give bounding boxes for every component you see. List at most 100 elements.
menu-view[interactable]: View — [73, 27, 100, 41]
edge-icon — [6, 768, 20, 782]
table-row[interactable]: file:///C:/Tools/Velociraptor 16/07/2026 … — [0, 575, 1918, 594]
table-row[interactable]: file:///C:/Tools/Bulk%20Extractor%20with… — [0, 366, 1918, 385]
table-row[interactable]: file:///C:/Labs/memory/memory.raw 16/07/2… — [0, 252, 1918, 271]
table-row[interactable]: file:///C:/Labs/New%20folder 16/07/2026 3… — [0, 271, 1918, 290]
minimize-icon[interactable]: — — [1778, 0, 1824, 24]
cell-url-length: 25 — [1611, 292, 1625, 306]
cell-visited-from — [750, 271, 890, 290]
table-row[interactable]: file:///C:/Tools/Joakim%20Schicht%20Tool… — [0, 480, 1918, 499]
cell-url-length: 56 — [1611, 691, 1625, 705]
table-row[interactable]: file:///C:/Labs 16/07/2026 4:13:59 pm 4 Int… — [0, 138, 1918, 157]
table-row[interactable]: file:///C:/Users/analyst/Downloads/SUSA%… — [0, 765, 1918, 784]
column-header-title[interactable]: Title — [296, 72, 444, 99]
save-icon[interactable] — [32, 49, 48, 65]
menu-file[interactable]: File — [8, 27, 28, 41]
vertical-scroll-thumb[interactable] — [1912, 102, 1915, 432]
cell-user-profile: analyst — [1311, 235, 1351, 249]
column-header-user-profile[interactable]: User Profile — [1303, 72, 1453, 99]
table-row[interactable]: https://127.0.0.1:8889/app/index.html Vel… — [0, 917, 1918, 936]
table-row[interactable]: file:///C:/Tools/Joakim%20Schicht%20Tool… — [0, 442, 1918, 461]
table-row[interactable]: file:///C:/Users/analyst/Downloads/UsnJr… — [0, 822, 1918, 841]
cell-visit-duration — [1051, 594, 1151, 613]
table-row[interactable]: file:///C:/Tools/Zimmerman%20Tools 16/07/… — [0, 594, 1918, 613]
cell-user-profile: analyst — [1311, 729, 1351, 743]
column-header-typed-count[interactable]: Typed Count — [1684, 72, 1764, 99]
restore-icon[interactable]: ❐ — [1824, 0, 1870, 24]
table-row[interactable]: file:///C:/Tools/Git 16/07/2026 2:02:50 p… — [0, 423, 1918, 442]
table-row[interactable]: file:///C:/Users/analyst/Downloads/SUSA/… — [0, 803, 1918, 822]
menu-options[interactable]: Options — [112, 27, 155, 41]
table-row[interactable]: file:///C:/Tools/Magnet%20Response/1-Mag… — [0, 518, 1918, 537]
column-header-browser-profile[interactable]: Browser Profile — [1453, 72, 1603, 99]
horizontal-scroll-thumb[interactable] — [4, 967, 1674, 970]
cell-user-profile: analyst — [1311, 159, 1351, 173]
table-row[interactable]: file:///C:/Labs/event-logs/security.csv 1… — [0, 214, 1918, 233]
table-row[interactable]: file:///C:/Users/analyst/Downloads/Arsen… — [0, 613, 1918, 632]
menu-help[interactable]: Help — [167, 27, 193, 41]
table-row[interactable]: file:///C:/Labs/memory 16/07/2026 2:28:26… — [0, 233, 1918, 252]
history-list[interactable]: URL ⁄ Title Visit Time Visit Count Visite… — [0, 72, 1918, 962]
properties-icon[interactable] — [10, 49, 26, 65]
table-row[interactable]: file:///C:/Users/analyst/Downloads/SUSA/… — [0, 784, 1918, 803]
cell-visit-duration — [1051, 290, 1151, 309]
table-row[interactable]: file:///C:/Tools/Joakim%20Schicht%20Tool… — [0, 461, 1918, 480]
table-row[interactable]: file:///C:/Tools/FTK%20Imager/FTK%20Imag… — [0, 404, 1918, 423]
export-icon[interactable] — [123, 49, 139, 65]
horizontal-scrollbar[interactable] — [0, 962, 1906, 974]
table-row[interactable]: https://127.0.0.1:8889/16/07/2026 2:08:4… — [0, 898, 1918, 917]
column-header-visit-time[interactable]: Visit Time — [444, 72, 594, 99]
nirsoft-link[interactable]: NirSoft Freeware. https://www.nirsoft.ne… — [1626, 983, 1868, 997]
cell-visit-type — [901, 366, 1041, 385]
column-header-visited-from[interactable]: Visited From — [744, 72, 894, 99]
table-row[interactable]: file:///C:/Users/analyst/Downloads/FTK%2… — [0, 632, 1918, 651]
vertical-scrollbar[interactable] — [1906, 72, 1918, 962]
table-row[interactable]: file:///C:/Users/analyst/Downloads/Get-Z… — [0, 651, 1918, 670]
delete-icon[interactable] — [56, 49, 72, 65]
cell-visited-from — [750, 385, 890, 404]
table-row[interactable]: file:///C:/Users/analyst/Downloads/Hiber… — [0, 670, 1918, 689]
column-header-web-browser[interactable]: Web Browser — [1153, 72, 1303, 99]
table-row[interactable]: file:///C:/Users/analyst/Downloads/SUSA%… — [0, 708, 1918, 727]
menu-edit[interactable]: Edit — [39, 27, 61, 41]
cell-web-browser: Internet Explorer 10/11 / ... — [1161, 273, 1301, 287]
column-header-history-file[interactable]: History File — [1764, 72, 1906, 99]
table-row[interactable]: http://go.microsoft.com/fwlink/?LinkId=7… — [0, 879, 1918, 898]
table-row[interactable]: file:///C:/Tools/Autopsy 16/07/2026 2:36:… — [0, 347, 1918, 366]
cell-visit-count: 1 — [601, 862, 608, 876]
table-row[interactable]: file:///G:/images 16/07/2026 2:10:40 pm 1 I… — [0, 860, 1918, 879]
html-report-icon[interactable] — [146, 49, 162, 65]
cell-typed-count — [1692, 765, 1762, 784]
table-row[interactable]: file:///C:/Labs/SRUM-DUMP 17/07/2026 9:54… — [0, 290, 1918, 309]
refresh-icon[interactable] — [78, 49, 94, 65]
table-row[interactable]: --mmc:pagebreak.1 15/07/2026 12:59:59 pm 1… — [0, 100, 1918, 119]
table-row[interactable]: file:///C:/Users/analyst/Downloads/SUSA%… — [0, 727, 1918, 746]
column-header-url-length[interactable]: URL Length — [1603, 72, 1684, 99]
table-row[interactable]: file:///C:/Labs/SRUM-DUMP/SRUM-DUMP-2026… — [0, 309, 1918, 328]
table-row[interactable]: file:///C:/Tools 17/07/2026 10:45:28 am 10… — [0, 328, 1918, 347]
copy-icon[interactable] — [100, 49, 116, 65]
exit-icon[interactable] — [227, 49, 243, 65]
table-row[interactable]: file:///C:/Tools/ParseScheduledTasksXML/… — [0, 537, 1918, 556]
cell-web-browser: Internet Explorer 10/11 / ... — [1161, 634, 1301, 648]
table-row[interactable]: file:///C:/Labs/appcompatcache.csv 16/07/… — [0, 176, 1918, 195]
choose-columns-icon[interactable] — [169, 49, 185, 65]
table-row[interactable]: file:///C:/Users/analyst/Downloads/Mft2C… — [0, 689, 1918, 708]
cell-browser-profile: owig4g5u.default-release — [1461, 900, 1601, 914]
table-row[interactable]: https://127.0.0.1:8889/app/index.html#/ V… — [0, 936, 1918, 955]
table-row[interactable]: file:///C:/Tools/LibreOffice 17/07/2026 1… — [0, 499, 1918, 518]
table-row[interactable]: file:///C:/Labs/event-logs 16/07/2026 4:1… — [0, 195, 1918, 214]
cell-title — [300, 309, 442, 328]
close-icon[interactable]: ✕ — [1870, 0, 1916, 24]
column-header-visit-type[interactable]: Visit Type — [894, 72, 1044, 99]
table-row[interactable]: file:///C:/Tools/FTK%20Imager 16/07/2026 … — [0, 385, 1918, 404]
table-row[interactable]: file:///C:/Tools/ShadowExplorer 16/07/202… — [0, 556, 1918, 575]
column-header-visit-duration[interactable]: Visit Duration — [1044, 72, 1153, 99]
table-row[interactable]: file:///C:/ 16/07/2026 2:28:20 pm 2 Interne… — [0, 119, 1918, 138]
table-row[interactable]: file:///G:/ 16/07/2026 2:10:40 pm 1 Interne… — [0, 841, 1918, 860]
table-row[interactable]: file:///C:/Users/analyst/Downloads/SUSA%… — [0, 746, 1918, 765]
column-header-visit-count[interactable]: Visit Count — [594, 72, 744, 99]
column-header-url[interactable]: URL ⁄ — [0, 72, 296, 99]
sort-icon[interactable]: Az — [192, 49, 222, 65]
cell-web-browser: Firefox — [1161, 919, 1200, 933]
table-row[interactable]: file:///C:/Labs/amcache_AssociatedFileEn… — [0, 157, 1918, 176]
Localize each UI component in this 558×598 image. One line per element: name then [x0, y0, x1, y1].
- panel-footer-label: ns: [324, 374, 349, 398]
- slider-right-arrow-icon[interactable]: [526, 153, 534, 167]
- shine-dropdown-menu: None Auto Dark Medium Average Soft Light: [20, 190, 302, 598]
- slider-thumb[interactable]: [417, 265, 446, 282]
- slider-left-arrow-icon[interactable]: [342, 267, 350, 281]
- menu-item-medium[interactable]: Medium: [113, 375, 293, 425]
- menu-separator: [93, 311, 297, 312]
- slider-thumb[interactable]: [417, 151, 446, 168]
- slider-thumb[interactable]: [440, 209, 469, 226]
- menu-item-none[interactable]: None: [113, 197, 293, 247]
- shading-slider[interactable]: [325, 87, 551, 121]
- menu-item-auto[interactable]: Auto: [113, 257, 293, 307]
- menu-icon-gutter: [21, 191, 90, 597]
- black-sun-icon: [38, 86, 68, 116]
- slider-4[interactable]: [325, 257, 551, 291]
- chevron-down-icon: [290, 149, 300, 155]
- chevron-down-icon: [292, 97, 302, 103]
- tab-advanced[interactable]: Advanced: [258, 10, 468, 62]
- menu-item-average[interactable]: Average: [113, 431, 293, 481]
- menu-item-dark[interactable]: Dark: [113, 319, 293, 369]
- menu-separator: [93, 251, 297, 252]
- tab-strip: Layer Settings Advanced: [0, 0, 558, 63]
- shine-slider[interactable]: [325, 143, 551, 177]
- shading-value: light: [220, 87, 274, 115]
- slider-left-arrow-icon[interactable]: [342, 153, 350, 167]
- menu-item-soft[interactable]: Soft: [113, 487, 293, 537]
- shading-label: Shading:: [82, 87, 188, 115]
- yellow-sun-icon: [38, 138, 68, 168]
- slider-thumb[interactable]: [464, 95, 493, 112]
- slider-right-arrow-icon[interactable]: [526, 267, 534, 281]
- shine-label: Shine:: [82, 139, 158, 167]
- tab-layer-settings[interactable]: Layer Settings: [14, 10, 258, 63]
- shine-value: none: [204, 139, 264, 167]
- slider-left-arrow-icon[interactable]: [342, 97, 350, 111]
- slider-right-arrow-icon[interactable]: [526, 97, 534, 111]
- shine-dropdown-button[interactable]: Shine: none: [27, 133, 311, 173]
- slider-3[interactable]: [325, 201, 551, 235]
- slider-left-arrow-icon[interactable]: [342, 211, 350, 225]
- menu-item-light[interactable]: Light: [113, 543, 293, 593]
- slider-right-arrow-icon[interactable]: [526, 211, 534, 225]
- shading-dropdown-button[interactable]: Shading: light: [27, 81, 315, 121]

■ **ESERCIZIO**
Puoi riscrivere come tabella Markdown la parte delle voci che va dall'inizio fino alla riga che contiene "save-icon[interactable] — [32, 49, 48, 65]", entrambe comprese, usando le colonne "Numero" e "Riga" e tralasciando le righe vuote?

■ **RISPOSTA SCRITTA**
| Numero | Riga |
|---|---|
| 1 | give bounding boxes for every component you see. List at most 100 elements. |
| 2 | menu-view[interactable]: View — [73, 27, 100, 41] |
| 3 | edge-icon — [6, 768, 20, 782] |
| 4 | table-row[interactable]: file:///C:/Tools/Velociraptor 16/07/2026 … — [0, 575, 1918, 594] |
| 5 | table-row[interactable]: file:///C:/Tools/Bulk%20Extractor%20with… — [0, 366, 1918, 385] |
| 6 | table-row[interactable]: file:///C:/Labs/memory/memory.raw 16/07/2… — [0, 252, 1918, 271] |
| 7 | table-row[interactable]: file:///C:/Labs/New%20folder 16/07/2026 3… — [0, 271, 1918, 290] |
| 8 | minimize-icon[interactable]: — — [1778, 0, 1824, 24] |
| 9 | cell-url-length: 25 — [1611, 292, 1625, 306] |
| 10 | cell-visited-from — [750, 271, 890, 290] |
| 11 | table-row[interactable]: file:///C:/Tools/Joakim%20Schicht%20Tool… — [0, 480, 1918, 499] |
| 12 | cell-url-length: 56 — [1611, 691, 1625, 705] |
| 13 | table-row[interactable]: file:///C:/Labs 16/07/2026 4:13:59 pm 4 Int… — [0, 138, 1918, 157] |
| 14 | table-row[interactable]: file:///C:/Users/analyst/Downloads/SUSA%… — [0, 765, 1918, 784] |
| 15 | column-header-title[interactable]: Title — [296, 72, 444, 99] |
| 16 | save-icon[interactable] — [32, 49, 48, 65] |